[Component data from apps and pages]
━━━━━━━━

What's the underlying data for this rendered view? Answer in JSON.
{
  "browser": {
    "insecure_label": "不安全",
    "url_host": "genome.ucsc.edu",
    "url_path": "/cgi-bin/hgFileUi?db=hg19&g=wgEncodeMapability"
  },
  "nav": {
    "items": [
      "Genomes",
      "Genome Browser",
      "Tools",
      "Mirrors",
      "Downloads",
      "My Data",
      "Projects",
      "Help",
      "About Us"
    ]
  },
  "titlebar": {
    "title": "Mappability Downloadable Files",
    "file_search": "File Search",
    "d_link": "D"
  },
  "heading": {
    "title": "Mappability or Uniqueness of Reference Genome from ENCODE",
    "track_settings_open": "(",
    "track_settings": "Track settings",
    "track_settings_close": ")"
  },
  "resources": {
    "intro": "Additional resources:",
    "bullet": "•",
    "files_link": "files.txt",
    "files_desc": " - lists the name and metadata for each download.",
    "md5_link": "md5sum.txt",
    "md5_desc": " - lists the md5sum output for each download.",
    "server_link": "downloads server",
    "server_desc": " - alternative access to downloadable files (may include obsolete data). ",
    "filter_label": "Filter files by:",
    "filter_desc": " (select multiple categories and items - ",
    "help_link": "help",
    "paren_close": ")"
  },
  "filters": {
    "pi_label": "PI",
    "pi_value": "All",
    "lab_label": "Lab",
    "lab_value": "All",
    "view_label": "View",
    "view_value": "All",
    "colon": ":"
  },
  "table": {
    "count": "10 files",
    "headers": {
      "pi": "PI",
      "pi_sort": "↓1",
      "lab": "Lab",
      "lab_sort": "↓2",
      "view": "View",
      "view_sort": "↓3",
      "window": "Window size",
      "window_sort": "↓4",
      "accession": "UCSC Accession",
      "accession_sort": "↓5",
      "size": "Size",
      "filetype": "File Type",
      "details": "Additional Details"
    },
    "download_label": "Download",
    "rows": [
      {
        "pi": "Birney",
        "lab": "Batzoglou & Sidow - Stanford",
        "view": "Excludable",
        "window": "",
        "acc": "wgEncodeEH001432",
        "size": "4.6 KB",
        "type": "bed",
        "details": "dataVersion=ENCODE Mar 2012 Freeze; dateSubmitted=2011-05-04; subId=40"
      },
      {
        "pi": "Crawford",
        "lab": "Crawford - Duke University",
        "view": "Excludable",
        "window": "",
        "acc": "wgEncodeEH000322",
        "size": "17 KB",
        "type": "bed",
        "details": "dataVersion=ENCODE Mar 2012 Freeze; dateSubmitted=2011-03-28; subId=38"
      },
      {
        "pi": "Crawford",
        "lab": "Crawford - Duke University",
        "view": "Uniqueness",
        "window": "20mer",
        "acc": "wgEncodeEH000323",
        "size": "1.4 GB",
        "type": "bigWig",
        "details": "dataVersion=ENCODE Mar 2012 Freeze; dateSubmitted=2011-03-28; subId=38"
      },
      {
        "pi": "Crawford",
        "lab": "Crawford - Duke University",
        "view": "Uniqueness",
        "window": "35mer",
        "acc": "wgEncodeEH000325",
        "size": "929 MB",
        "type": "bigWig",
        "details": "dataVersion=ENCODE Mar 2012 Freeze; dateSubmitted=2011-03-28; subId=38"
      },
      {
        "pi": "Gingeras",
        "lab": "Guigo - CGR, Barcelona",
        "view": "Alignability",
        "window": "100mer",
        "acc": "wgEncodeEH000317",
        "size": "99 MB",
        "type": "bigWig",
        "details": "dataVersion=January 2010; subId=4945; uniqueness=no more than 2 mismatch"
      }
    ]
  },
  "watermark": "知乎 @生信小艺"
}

━━━━━━━━

▸ **TRY IT**
Return every record, word for word.

▸ **SOLUTION TO THE EXERCISE**
What's the underlying data for this rendered view? Answer in JSON.
{
  "browser": {
    "insecure_label": "不安全",
    "url_host": "genome.ucsc.edu",
    "url_path": "/cgi-bin/hgFileUi?db=hg19&g=wgEncodeMapability"
  },
  "nav": {
    "items": [
      "Genomes",
      "Genome Browser",
      "Tools",
      "Mirrors",
      "Downloads",
      "My Data",
      "Projects",
      "Help",
      "About Us"
    ]
  },
  "titlebar": {
    "title": "Mappability Downloadable Files",
    "file_search": "File Search",
    "d_link": "D"
  },
  "heading": {
    "title": "Mappability or Uniqueness of Reference Genome from ENCODE",
    "track_settings_open": "(",
    "track_settings": "Track settings",
    "track_settings_close": ")"
  },
  "resources": {
    "intro": "Additional resources:",
    "bullet": "•",
    "files_link": "files.txt",
    "files_desc": " - lists the name and metadata for each download.",
    "md5_link": "md5sum.txt",
    "md5_desc": " - lists the md5sum output for each download.",
    "server_link": "downloads server",
    "server_desc": " - alternative access to downloadable files (may include obsolete data). ",
    "filter_label": "Filter files by:",
    "filter_desc": " (select multiple categories and items - ",
    "help_link": "help",
    "paren_close": ")"
  },
  "filters": {
    "pi_label": "PI",
    "pi_value": "All",
    "lab_label": "Lab",
    "lab_value": "All",
    "view_label": "View",
    "view_value": "All",
    "colon": ":"
  },
  "table": {
    "count": "10 files",
    "headers": {
      "pi": "PI",
      "pi_sort": "↓1",
      "lab": "Lab",
      "lab_sort": "↓2",
      "view": "View",
      "view_sort": "↓3",
      "window": "Window size",
      "window_sort": "↓4",
      "accession": "UCSC Accession",
      "accession_sort": "↓5",
      "size": "Size",
      "filetype": "File Type",
      "details": "Additional Details"
    },
    "download_label": "Download",
    "rows": [
      {
        "pi": "Birney",
        "lab": "Batzoglou & Sidow - Stanford",
        "view": "Excludable",
        "window": "",
        "acc": "wgEncodeEH001432",
        "size": "4.6 KB",
        "type": "bed",
        "details": "dataVersion=ENCODE Mar 2012 Freeze; dateSubmitted=2011-05-04; subId=40"
      },
      {
        "pi": "Crawford",
        "lab": "Crawford - Duke University",
        "view": "Excludable",
        "window": "",
        "acc": "wgEncodeEH000322",
        "size": "17 KB",
        "type": "bed",
        "details": "dataVersion=ENCODE Mar 2012 Freeze; dateSubmitted=2011-03-28; subId=38"
      },
      {
        "pi": "Crawford",
        "lab": "Crawford - Duke University",
        "view": "Uniqueness",
        "window": "20mer",
        "acc": "wgEncodeEH000323",
        "size": "1.4 GB",
        "type": "bigWig",
        "details": "dataVersion=ENCODE Mar 2012 Freeze; dateSubmitted=2011-03-28; subId=38"
      },
      {
        "pi": "Crawford",
        "lab": "Crawford - Duke University",
        "view": "Uniqueness",
        "window": "35mer",
        "acc": "wgEncodeEH000325",
        "size": "929 MB",
        "type": "bigWig",
        "details": "dataVersion=ENCODE Mar 2012 Freeze; dateSubmitted=2011-03-28; subId=38"
      },
      {
        "pi": "Gingeras",
        "lab": "Guigo - CGR, Barcelona",
        "view": "Alignability",
        "window": "100mer",
        "acc": "wgEncodeEH000317",
        "size": "99 MB",
        "type": "bigWig",
        "details": "dataVersion=January 2010; subId=4945; uniqueness=no more than 2 mismatch"
      }
    ]
  },
  "watermark": "知乎 @生信小艺"
}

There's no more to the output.